WHAT YOU ARE ASKED TO DO:
Tell how many lines carry the word "heading"; the reply is the number and nothing else.

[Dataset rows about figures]

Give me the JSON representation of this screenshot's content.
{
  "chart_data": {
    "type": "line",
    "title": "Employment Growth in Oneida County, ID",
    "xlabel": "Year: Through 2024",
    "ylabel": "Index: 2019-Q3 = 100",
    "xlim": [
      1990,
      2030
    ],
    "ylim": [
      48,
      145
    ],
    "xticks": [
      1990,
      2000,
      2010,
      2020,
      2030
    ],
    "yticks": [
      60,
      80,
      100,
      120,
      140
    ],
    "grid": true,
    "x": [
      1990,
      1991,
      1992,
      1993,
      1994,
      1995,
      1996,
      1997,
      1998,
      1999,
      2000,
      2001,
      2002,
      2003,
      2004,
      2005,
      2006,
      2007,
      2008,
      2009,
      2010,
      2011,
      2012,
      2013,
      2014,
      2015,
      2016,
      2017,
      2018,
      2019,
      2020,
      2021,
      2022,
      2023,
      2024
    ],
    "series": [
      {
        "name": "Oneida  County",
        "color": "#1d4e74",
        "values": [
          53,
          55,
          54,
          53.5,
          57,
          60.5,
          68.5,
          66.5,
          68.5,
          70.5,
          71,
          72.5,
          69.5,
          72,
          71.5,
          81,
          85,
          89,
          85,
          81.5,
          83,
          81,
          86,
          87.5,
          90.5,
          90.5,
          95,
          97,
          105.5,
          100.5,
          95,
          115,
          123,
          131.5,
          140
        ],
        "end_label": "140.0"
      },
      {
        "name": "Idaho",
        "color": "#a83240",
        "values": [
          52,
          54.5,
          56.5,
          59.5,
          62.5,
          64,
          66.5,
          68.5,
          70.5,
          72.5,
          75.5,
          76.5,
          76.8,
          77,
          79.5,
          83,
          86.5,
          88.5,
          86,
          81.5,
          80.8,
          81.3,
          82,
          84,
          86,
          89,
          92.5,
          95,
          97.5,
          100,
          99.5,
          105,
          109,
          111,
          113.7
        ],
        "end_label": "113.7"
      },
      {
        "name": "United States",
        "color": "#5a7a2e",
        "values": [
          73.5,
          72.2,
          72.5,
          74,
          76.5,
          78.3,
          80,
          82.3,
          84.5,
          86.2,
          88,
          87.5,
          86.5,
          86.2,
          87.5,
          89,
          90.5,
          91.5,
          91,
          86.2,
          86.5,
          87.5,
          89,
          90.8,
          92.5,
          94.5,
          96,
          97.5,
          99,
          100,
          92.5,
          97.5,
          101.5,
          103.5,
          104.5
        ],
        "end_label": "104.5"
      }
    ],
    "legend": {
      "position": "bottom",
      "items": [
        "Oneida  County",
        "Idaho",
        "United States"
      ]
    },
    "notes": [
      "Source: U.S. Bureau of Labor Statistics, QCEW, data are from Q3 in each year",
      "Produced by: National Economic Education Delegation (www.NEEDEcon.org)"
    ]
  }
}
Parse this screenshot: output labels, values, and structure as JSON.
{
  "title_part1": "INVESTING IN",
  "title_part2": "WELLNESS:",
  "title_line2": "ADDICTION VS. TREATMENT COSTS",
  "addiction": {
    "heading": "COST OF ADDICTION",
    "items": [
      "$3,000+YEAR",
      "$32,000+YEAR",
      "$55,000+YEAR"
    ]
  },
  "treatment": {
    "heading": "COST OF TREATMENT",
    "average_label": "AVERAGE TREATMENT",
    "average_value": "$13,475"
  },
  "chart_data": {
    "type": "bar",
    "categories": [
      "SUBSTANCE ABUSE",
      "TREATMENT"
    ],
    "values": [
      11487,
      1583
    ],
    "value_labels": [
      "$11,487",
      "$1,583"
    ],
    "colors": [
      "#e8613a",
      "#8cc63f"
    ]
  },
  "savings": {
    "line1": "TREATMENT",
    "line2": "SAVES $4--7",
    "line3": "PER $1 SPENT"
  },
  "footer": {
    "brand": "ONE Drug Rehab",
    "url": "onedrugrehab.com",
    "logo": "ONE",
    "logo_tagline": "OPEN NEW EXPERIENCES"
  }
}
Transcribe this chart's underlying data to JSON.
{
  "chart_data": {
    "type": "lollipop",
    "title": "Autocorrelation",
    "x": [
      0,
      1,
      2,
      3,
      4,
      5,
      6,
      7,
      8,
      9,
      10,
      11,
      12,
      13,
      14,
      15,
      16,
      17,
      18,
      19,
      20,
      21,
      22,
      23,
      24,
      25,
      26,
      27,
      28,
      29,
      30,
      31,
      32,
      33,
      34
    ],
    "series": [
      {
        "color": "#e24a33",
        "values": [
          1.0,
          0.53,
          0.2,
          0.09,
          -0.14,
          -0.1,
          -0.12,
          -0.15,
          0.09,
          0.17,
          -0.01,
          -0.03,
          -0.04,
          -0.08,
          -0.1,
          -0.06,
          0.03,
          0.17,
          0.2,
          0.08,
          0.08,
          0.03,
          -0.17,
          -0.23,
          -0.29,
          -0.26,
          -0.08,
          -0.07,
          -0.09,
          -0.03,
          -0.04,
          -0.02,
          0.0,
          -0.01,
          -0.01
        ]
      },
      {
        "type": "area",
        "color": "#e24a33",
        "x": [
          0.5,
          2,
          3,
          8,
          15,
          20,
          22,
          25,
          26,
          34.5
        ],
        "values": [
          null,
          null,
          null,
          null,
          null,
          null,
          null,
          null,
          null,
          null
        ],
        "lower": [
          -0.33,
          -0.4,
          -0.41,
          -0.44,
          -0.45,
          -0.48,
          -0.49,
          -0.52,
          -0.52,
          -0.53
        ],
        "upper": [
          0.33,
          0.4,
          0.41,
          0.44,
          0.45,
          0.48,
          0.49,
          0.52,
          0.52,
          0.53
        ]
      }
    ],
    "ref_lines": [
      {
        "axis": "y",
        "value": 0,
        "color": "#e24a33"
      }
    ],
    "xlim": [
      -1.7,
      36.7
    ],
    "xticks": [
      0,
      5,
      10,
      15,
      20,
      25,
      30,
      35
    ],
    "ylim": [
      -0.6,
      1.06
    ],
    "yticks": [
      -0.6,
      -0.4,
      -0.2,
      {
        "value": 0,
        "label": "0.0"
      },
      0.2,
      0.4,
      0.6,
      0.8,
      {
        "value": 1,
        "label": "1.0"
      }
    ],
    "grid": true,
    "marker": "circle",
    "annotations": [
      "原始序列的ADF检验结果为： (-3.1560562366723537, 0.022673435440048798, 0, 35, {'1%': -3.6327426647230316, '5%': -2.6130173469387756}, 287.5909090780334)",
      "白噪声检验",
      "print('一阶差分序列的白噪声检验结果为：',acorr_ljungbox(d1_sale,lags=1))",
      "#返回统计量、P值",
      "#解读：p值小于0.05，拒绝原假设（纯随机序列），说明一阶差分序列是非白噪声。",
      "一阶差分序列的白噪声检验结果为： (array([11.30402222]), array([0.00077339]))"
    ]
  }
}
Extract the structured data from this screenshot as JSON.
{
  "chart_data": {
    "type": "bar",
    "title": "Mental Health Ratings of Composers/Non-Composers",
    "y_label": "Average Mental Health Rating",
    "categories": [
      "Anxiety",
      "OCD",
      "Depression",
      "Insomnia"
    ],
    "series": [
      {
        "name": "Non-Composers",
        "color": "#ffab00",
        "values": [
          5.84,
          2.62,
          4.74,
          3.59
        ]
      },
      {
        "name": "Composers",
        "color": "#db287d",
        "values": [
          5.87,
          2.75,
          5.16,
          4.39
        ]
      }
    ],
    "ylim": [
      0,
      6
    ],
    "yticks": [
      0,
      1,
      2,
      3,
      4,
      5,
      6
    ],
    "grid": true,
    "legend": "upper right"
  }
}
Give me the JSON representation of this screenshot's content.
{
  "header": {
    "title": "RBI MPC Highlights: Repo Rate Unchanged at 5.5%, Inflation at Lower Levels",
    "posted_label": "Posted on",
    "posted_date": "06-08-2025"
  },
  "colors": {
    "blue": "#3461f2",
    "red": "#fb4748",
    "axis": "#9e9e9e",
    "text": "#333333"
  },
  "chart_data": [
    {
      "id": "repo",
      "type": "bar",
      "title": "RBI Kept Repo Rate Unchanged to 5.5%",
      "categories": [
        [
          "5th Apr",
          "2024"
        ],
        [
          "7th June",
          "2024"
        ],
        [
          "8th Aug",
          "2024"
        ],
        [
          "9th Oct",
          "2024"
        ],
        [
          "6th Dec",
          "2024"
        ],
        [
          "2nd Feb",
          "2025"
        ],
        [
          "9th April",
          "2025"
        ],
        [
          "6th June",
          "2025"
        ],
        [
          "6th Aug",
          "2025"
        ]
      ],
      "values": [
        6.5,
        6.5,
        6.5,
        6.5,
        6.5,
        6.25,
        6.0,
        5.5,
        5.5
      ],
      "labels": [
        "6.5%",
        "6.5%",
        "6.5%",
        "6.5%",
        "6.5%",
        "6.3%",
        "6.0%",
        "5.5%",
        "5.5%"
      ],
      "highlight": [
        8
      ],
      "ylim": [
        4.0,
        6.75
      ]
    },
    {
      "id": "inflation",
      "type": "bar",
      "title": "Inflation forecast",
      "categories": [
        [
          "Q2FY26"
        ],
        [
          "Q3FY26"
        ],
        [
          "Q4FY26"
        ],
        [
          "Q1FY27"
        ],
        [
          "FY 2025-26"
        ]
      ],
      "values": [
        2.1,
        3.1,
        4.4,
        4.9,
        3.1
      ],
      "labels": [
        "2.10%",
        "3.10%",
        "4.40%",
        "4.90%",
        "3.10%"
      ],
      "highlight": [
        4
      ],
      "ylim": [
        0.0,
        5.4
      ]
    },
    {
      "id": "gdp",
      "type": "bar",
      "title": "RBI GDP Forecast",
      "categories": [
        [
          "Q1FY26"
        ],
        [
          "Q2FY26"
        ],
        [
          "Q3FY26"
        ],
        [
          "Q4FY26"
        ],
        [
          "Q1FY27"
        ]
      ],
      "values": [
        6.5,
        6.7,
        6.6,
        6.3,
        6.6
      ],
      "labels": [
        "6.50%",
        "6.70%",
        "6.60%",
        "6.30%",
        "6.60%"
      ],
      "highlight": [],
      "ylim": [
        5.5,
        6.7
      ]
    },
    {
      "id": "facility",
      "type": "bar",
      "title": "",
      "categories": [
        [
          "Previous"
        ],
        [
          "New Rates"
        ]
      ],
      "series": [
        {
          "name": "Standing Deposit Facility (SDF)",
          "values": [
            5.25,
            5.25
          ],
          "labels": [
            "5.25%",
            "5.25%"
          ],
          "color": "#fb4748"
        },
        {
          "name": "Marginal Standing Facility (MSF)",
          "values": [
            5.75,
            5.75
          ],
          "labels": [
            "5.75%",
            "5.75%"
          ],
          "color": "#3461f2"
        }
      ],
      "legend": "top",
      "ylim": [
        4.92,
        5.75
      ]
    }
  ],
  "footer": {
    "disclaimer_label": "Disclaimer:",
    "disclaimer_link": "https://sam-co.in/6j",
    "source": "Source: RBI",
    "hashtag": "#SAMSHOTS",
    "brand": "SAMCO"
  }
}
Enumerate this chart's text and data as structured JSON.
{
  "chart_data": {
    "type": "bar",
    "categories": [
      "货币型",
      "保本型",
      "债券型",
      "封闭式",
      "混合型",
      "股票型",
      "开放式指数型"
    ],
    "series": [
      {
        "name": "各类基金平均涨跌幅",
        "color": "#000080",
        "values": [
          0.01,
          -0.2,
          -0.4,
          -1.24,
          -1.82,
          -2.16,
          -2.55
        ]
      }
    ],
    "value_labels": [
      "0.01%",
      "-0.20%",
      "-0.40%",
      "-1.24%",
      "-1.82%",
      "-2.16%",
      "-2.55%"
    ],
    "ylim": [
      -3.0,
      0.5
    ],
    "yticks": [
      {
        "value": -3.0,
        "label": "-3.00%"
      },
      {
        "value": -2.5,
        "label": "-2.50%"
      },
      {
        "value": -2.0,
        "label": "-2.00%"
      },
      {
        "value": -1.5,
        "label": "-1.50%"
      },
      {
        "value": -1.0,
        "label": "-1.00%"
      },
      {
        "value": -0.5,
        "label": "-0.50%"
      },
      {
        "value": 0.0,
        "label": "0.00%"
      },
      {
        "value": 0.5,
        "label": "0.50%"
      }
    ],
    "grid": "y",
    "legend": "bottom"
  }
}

TASK ANSWER:
2